PROBLEM STATEMENT.
In the entries below, find every line holding the string "tranh" and collect it.

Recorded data
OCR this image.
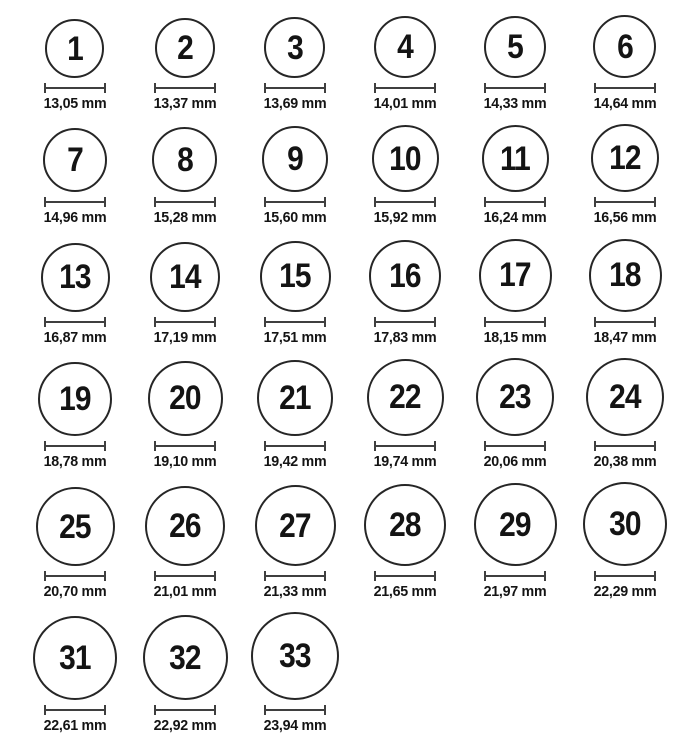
1
13,05 mm
2
13,37 mm
3
13,69 mm
4
14,01 mm
5
14,33 mm
6
14,64 mm
7
14,96 mm
8
15,28 mm
9
15,60 mm
10
15,92 mm
11
16,24 mm
12
16,56 mm
13
16,87 mm
14
17,19 mm
15
17,51 mm
16
17,83 mm
17
18,15 mm
18
18,47 mm
19
18,78 mm
20
19,10 mm
21
19,42 mm
22
19,74 mm
23
20,06 mm
24
20,38 mm
25
20,70 mm
26
21,01 mm
27
21,33 mm
28
21,65 mm
29
21,97 mm
30
22,29 mm
31
22,61 mm
32
22,92 mm
33
23,94 mm
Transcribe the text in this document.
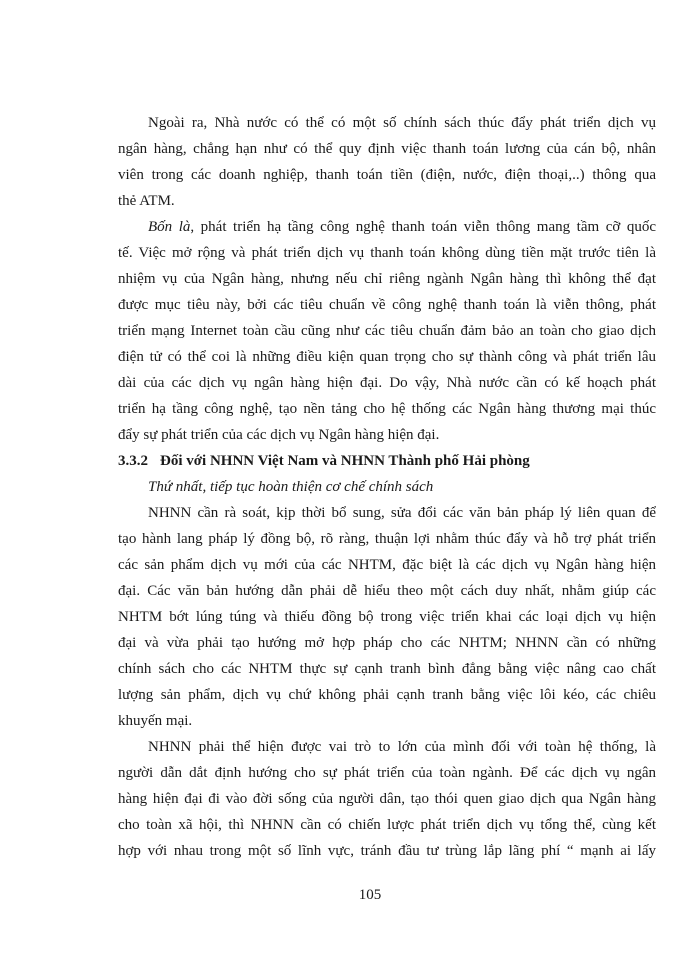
Ngoài ra, Nhà nước có thể có một số chính sách thúc đẩy phát triển dịch vụ
ngân hàng, chẳng hạn như có thể quy định việc thanh toán lương của cán bộ, nhân
viên trong các doanh nghiệp, thanh toán tiền (điện, nước, điện thoại,..) thông qua
thẻ ATM.
Bốn là, phát triển hạ tầng công nghệ thanh toán viễn thông mang tầm cỡ quốc
tế. Việc mở rộng và phát triển dịch vụ thanh toán không dùng tiền mặt trước tiên là
nhiệm vụ của Ngân hàng, nhưng nếu chỉ riêng ngành Ngân hàng thì không thể đạt
được mục tiêu này, bởi các tiêu chuẩn về công nghệ thanh toán là viễn thông, phát
triển mạng Internet toàn cầu cũng như các tiêu chuẩn đảm bảo an toàn cho giao dịch
điện tử có thể coi là những điều kiện quan trọng cho sự thành công và phát triển lâu
dài của các dịch vụ ngân hàng hiện đại. Do vậy, Nhà nước cần có kế hoạch phát
triển hạ tầng công nghệ, tạo nền tảng cho hệ thống các Ngân hàng thương mại thúc
đẩy sự phát triển của các dịch vụ Ngân hàng hiện đại.
3.3.2 Đối với NHNN Việt Nam và NHNN Thành phố Hải phòng
Thứ nhất, tiếp tục hoàn thiện cơ chế chính sách
NHNN cần rà soát, kịp thời bổ sung, sửa đổi các văn bản pháp lý liên quan để
tạo hành lang pháp lý đồng bộ, rõ ràng, thuận lợi nhằm thúc đẩy và hỗ trợ phát triển
các sản phẩm dịch vụ mới của các NHTM, đặc biệt là các dịch vụ Ngân hàng hiện
đại. Các văn bản hướng dẫn phải dễ hiểu theo một cách duy nhất, nhằm giúp các
NHTM bớt lúng túng và thiếu đồng bộ trong việc triển khai các loại dịch vụ hiện
đại và vừa phải tạo hướng mở hợp pháp cho các NHTM; NHNN cần có những
chính sách cho các NHTM thực sự cạnh tranh bình đẳng bằng việc nâng cao chất
lượng sản phẩm, dịch vụ chứ không phải cạnh tranh bằng việc lôi kéo, các chiêu
khuyến mại.
NHNN phải thể hiện được vai trò to lớn của mình đối với toàn hệ thống, là
người dẫn dắt định hướng cho sự phát triển của toàn ngành. Để các dịch vụ ngân
hàng hiện đại đi vào đời sống của người dân, tạo thói quen giao dịch qua Ngân hàng
cho toàn xã hội, thì NHNN cần có chiến lược phát triển dịch vụ tổng thể, cùng kết
hợp với nhau trong một số lĩnh vực, tránh đầu tư trùng lắp lãng phí “ mạnh ai lấy
105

PROBLEM SOLUTION.
chính sách cho các NHTM thực sự cạnh tranh bình đẳng bằng việc nâng cao chất
lượng sản phẩm, dịch vụ chứ không phải cạnh tranh bằng việc lôi kéo, các chiêu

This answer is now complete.